## [TASK REQUIREMENTS]
Pick out the lines in the listing below that contain the word "Facebook" and copy them.

## [Saved entries]

————————

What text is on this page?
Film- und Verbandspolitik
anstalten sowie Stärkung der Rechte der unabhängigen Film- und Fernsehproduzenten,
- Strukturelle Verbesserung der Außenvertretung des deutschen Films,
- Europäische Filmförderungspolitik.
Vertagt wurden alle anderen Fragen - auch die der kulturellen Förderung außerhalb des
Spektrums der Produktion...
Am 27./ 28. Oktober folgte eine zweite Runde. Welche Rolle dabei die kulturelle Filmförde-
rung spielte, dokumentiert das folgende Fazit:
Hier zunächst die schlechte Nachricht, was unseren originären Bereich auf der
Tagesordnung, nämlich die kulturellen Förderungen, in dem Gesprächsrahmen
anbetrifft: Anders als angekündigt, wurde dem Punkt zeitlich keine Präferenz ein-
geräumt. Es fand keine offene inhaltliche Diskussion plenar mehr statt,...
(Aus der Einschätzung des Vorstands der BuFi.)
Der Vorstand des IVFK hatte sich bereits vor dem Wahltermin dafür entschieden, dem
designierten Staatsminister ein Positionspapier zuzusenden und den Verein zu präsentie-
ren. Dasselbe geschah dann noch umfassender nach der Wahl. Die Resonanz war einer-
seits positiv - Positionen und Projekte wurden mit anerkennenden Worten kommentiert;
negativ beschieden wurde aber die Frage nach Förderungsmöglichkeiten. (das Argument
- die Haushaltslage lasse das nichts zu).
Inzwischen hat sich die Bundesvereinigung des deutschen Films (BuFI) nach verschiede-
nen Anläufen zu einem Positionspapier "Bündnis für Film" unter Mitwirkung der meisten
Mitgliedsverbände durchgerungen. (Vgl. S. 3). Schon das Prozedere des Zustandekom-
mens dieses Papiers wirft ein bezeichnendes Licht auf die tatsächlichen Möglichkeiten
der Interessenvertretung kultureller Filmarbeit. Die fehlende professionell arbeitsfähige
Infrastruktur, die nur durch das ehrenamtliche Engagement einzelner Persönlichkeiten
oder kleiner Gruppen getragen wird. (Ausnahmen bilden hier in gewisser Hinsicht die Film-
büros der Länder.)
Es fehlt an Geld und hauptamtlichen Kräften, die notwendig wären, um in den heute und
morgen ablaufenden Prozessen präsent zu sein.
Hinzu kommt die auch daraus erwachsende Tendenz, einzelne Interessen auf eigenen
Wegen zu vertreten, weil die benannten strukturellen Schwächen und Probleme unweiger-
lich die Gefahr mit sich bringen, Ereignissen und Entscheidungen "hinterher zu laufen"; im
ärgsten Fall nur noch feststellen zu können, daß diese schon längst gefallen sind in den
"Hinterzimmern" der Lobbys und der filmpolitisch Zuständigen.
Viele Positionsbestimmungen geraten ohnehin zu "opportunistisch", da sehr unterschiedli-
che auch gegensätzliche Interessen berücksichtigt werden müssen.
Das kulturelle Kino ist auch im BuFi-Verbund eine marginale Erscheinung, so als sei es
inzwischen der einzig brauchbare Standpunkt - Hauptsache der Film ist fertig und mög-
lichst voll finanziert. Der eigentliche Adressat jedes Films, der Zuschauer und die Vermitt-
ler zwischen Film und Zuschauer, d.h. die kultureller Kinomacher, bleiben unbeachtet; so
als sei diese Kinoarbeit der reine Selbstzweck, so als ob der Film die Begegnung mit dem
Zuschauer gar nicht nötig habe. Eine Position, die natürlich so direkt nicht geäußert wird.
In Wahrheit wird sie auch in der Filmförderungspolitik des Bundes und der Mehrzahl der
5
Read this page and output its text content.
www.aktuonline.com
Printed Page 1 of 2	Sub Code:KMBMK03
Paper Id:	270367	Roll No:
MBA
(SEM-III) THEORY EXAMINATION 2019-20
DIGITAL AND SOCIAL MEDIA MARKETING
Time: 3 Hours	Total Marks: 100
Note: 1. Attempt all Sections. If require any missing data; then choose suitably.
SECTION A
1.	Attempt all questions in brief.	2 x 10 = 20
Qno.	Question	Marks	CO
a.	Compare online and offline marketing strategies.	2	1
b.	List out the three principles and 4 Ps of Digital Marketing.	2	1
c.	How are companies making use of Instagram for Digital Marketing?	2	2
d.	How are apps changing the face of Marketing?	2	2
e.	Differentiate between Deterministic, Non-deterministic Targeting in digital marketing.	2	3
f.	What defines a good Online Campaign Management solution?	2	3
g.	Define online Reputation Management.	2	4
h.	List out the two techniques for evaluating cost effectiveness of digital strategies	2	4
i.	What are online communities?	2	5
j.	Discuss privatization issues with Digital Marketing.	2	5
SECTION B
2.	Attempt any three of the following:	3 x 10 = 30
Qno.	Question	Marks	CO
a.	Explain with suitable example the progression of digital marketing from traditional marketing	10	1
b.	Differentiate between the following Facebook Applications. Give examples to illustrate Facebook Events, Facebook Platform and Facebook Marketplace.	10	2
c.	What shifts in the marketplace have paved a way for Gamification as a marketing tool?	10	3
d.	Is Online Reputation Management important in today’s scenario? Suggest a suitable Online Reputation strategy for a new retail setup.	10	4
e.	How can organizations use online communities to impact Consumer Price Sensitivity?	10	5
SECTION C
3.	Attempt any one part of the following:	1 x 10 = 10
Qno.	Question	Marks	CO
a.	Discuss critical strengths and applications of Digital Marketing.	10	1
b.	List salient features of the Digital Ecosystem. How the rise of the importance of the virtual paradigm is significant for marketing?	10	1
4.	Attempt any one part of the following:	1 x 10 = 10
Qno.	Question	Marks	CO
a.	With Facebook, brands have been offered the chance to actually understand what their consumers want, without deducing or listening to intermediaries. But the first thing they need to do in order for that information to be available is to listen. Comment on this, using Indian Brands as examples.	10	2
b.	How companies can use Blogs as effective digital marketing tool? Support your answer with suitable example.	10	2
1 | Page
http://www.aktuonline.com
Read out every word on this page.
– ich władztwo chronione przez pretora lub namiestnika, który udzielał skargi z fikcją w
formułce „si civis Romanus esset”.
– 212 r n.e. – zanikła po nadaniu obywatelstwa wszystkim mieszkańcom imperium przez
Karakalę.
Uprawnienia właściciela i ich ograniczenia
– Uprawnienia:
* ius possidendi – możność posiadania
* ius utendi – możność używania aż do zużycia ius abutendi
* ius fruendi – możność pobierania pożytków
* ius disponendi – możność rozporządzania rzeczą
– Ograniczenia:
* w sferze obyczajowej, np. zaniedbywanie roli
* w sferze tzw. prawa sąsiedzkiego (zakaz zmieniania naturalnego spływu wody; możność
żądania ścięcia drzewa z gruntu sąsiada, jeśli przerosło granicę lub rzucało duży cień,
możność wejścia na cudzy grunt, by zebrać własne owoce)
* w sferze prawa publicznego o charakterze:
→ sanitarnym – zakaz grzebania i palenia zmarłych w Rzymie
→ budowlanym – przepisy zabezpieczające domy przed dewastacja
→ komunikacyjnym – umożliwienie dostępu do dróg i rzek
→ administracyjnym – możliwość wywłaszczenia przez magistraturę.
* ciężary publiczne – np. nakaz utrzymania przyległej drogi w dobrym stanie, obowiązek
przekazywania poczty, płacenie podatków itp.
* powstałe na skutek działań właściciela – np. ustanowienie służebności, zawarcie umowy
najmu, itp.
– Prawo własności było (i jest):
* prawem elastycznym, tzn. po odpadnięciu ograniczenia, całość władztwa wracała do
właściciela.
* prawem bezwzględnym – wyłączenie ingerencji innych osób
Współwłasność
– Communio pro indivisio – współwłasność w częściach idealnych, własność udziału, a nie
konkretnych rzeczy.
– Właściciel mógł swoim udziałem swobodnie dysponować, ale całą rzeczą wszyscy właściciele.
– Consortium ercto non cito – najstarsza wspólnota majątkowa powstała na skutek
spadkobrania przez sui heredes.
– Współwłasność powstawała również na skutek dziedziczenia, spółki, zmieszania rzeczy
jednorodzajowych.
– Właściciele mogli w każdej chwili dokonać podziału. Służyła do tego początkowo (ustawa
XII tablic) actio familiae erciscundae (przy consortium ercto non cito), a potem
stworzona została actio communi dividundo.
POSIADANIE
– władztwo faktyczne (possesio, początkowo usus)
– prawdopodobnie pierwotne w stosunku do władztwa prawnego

————————

## [OUTPUT FOR THIS EXERCISE]
b.	Differentiate between the following Facebook Applications. Give examples to illustrate Facebook Events, Facebook Platform and Facebook Marketplace.	10	2
a.	With Facebook, brands have been offered the chance to actually understand what their consumers want, without deducing or listening to intermediaries. But the first thing they need to do in order for that information to be available is to listen. Comment on this, using Indian Brands as examples.	10	2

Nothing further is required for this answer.